## Task details
Wherever the word "January" occurs in the lines below, copy the whole line.

Stored items
====

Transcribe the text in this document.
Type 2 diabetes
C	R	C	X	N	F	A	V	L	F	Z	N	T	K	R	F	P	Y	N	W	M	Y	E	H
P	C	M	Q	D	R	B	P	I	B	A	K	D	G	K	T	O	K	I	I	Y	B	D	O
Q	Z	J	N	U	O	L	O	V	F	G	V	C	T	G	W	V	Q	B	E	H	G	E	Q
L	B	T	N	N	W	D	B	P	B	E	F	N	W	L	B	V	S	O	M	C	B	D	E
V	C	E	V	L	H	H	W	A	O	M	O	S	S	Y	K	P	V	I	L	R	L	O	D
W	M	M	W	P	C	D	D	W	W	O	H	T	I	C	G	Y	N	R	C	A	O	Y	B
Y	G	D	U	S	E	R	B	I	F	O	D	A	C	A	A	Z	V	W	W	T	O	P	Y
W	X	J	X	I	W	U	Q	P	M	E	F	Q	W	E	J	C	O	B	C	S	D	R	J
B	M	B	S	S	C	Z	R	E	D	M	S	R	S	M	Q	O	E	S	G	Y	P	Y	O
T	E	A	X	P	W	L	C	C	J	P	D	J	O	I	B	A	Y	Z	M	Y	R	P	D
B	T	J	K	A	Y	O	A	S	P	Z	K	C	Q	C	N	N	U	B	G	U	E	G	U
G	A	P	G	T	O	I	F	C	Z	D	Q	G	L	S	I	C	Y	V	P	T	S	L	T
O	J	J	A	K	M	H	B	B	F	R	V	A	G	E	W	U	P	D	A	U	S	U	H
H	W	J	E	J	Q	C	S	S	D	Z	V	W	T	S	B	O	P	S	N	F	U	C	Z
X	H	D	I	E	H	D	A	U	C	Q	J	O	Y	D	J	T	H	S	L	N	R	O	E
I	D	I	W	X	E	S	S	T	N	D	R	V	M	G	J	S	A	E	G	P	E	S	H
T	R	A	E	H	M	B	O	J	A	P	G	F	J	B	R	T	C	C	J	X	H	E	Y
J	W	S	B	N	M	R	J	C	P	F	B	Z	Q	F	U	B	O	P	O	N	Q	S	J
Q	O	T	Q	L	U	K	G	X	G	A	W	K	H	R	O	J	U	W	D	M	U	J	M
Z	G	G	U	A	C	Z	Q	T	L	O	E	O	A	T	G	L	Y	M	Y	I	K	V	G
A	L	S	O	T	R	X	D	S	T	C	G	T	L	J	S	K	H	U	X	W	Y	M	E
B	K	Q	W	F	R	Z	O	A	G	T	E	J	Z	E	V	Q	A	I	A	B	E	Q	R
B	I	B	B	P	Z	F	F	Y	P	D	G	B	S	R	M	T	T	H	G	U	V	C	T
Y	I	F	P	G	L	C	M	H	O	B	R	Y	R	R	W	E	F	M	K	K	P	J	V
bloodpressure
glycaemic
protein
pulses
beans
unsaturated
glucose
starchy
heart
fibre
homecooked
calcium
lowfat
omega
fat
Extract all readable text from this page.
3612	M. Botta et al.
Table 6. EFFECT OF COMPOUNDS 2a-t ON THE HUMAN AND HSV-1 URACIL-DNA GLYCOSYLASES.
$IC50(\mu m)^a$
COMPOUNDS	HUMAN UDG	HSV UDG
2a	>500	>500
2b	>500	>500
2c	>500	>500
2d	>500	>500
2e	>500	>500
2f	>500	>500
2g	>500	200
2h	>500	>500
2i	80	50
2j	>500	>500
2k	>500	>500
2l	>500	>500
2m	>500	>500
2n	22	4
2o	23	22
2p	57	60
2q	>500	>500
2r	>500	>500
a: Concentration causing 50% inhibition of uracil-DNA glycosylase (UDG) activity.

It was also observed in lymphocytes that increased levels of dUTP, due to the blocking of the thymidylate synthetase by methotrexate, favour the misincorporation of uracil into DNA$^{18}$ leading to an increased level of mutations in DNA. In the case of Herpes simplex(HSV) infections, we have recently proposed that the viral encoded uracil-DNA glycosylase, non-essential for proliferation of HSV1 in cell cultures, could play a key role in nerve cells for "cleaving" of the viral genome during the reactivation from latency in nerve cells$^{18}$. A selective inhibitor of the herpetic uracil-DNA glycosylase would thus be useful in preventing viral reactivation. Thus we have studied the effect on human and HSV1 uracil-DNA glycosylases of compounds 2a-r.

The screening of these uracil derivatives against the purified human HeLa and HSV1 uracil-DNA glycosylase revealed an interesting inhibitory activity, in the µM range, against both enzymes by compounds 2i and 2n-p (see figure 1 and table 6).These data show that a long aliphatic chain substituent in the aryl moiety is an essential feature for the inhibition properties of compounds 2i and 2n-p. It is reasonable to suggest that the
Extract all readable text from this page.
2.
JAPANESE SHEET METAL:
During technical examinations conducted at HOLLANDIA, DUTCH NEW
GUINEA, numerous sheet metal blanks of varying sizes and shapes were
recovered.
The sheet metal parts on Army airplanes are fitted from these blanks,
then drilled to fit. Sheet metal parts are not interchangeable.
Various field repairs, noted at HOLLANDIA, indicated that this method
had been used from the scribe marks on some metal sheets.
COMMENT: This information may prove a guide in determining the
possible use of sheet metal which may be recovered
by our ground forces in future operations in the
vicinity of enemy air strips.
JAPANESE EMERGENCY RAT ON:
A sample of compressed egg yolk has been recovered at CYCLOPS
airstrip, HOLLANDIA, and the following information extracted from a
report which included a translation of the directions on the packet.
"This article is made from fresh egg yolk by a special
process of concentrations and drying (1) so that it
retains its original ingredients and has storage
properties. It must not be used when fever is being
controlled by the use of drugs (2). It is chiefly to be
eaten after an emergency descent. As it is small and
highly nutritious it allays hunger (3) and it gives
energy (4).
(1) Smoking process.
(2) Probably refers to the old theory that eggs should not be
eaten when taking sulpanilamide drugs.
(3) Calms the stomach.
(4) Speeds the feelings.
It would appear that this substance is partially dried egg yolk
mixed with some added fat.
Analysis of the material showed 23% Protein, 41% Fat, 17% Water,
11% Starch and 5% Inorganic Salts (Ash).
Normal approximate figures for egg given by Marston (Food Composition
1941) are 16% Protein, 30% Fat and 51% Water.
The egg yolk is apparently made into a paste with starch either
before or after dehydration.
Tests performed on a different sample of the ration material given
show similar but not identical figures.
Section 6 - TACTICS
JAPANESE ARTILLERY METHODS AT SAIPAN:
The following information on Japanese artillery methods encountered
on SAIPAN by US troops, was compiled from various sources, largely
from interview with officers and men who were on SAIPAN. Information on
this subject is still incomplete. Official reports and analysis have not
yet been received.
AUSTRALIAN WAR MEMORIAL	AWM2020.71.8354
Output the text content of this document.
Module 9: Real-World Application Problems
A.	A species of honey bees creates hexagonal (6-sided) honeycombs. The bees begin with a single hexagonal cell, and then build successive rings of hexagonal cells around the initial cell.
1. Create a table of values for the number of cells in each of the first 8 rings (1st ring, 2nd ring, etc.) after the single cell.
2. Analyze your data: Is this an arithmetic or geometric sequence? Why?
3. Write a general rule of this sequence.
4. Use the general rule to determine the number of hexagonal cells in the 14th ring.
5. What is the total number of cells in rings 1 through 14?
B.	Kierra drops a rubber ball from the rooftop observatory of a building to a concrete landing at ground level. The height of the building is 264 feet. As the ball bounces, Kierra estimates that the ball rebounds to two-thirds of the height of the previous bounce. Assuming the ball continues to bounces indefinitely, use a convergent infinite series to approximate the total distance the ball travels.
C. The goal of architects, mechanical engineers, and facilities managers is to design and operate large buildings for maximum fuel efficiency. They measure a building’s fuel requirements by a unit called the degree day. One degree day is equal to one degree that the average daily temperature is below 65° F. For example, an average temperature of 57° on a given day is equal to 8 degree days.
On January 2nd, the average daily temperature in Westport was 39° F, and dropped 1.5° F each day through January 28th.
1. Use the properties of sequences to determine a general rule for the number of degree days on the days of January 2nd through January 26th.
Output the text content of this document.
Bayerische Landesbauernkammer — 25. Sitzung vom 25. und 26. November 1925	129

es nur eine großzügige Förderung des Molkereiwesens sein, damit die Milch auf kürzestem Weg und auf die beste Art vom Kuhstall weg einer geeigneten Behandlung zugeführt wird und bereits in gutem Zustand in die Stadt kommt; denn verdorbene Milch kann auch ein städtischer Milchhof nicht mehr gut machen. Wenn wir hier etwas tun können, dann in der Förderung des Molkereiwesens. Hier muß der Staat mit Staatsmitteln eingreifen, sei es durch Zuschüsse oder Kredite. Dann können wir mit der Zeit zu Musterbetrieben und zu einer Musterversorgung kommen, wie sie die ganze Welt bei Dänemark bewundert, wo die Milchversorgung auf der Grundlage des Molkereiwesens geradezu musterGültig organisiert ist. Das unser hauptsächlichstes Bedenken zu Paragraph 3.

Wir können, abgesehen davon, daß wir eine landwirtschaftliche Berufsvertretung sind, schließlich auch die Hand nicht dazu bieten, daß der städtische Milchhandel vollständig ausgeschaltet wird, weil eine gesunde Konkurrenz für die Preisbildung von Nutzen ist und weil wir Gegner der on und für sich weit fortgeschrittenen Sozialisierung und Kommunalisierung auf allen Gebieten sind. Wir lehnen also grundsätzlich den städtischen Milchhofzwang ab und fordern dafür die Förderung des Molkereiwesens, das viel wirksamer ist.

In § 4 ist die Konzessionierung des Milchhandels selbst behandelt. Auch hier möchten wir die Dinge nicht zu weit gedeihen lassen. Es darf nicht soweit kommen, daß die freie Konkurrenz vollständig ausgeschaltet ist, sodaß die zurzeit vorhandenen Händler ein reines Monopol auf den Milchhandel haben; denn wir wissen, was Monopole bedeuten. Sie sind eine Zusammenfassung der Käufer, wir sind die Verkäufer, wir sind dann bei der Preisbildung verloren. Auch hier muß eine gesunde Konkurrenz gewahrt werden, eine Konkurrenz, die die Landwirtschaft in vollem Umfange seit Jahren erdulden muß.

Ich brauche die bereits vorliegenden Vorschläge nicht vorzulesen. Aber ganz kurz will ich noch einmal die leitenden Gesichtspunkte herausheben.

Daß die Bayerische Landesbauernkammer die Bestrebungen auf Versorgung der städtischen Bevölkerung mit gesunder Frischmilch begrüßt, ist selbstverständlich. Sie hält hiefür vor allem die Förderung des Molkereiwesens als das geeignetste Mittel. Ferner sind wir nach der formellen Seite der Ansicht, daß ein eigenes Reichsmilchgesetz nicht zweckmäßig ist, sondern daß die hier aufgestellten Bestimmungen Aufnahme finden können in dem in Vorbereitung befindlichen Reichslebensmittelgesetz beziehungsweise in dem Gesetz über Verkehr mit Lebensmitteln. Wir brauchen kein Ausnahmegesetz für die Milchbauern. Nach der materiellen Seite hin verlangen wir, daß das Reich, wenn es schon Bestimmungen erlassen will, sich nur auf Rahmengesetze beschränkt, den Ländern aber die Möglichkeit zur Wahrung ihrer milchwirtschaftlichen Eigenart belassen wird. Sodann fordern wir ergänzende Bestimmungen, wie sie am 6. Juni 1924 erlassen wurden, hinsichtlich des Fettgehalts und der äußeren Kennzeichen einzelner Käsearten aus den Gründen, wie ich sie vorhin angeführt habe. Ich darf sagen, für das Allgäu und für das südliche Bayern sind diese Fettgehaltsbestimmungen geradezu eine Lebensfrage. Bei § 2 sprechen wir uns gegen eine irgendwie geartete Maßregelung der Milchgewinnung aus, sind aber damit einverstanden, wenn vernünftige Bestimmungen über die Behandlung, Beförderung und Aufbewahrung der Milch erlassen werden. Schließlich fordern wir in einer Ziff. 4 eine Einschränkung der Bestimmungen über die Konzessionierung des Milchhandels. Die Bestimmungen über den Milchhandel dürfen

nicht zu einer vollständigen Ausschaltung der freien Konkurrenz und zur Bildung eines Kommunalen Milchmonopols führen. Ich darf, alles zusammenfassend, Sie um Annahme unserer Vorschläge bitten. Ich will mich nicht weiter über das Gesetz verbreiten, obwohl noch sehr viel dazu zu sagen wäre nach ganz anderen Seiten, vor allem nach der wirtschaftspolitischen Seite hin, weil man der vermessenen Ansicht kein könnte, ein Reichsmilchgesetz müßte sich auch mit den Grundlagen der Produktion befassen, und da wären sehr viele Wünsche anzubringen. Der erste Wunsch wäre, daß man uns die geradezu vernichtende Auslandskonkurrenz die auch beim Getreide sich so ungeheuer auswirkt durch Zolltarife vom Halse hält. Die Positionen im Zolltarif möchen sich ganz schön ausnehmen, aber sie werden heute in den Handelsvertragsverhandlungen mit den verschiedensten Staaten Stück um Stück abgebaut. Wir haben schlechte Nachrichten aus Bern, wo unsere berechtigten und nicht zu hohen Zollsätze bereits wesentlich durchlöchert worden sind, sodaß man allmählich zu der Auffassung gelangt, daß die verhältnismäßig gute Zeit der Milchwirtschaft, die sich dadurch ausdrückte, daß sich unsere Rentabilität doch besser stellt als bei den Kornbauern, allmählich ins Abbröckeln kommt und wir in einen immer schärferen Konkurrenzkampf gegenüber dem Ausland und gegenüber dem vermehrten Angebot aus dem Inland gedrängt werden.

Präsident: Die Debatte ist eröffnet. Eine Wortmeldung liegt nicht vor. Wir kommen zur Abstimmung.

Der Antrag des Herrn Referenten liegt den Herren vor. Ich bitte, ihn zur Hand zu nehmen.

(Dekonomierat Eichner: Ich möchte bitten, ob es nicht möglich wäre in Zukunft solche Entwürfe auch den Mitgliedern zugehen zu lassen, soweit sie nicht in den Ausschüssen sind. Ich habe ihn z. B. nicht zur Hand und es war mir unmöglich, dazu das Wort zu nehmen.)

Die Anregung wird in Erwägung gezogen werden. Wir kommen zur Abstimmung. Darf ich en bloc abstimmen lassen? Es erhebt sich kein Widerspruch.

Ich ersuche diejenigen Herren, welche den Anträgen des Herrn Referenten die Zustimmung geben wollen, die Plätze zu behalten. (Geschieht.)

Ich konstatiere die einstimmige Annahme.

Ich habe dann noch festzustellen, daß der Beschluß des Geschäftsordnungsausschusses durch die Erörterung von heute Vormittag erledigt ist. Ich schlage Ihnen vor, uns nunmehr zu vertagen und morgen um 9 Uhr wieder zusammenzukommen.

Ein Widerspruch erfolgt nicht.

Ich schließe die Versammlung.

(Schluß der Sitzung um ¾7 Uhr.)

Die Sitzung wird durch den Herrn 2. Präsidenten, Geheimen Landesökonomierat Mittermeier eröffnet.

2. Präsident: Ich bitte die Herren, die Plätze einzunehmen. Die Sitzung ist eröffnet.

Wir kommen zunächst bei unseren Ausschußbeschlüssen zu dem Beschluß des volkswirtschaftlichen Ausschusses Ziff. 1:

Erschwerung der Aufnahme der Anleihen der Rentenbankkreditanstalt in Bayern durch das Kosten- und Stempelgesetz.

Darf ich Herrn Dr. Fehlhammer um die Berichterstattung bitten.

====

## Exercise result
On January 2nd, the average daily temperature in Westport was 39° F, and dropped 1.5° F each day through January 28th.
1. Use the properties of sequences to determine a general rule for the number of degree days on the days of January 2nd through January 26th.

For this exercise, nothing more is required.